Task to complete - What is the number of lines in the data holding the word "name"? Give that number by itself.

Data entries for graphics
---

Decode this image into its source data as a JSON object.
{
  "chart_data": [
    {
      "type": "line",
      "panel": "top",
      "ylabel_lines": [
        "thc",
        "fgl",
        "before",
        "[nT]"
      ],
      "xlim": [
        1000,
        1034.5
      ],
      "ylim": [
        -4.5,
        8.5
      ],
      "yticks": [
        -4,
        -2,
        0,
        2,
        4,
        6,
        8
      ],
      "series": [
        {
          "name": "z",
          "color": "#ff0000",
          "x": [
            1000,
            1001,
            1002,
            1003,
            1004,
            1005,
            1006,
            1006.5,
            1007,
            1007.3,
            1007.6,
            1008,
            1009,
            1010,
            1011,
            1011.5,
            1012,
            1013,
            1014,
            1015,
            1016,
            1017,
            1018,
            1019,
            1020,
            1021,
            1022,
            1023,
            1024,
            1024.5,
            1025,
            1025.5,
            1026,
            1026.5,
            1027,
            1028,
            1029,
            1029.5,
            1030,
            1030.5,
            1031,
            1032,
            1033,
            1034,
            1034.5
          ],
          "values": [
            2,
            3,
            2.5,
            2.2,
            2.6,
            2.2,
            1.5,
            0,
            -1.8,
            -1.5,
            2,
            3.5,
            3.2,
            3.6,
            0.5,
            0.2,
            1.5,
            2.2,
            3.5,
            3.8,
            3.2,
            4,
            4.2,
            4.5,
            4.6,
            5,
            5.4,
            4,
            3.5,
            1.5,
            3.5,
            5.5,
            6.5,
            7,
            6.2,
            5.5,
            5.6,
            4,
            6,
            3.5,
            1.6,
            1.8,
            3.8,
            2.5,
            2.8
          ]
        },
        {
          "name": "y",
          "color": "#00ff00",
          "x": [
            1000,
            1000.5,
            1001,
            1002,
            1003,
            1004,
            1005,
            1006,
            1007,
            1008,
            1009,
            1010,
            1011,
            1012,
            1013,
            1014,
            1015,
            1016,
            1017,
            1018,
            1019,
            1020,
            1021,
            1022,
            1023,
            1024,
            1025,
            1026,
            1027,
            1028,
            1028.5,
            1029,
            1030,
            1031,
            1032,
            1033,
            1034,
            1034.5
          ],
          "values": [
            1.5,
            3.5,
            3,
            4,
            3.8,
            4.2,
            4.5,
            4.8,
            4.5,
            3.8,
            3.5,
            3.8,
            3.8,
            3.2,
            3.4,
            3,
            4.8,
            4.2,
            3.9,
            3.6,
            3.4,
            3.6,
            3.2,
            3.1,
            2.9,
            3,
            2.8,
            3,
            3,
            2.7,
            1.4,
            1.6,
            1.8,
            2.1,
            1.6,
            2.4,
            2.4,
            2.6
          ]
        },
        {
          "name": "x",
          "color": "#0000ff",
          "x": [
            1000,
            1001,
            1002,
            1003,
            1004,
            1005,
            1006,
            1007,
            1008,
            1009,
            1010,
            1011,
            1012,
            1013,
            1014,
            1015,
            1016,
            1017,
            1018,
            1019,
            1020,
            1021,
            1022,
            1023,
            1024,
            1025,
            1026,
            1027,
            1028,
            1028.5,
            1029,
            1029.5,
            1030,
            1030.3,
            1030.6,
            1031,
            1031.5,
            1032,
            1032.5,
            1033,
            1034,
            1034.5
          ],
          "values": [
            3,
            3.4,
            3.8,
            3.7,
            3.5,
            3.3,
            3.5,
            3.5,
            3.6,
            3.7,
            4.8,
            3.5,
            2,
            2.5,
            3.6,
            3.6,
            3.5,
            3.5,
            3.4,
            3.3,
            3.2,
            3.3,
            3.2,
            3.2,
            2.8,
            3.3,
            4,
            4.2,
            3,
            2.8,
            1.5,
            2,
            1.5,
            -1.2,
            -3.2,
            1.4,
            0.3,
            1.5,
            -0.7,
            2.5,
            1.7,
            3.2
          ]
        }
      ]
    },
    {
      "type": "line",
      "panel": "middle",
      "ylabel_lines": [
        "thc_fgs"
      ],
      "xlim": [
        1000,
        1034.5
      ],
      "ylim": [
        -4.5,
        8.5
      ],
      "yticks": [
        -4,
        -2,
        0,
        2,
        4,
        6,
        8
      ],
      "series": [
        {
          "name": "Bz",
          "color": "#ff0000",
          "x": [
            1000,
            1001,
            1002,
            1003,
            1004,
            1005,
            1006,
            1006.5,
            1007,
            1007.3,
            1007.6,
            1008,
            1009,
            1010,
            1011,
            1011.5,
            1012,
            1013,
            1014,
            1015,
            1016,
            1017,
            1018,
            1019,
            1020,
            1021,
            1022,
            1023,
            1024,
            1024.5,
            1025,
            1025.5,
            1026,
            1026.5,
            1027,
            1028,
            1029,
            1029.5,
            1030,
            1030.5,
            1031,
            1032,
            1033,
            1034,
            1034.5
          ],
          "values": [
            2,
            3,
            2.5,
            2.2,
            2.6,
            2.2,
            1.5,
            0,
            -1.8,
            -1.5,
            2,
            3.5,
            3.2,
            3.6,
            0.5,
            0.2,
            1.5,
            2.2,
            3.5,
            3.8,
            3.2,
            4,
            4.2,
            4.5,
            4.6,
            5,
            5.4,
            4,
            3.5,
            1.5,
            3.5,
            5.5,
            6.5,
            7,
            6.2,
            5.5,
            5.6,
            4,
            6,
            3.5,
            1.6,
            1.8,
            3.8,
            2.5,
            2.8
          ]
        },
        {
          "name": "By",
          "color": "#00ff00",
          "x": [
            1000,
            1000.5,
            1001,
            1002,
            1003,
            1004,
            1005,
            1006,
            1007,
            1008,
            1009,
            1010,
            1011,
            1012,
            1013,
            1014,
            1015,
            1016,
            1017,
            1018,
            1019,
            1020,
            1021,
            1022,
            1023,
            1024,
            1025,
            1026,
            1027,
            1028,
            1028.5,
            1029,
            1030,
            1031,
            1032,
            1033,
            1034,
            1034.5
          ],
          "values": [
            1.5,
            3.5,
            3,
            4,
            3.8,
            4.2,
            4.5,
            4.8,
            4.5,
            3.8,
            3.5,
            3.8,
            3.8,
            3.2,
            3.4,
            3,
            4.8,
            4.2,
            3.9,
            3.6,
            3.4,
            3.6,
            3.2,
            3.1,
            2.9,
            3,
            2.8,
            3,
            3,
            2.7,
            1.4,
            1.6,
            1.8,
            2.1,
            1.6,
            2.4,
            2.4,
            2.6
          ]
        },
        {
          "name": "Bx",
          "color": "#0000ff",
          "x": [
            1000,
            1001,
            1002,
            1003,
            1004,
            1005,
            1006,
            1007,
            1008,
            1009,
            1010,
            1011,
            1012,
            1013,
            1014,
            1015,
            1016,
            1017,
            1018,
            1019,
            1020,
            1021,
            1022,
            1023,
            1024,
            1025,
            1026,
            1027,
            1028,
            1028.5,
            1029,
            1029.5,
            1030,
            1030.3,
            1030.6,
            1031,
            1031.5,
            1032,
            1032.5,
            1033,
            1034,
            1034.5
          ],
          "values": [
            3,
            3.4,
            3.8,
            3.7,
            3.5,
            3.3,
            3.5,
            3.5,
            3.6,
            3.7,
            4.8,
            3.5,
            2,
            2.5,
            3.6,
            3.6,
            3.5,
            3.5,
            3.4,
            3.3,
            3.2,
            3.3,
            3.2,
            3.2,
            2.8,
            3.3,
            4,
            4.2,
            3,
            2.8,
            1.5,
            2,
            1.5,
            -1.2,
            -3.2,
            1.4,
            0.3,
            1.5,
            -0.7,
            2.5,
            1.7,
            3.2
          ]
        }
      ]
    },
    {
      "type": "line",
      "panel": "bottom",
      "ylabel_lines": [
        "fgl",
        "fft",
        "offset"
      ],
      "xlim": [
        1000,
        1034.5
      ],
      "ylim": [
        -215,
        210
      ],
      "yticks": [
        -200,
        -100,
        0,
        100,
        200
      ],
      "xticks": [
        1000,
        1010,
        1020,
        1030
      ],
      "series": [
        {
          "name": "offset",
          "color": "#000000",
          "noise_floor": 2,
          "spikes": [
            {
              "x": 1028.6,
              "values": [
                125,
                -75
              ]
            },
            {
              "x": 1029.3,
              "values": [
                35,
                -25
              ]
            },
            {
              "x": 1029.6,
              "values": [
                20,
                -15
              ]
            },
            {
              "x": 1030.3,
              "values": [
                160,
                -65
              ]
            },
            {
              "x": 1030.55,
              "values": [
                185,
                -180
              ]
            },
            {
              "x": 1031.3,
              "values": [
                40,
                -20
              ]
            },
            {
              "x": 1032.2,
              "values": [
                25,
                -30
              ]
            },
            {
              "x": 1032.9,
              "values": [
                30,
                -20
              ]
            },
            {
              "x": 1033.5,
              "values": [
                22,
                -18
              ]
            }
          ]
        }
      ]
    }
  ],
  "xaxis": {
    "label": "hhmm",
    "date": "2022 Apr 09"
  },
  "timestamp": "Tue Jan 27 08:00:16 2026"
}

---

The result - 7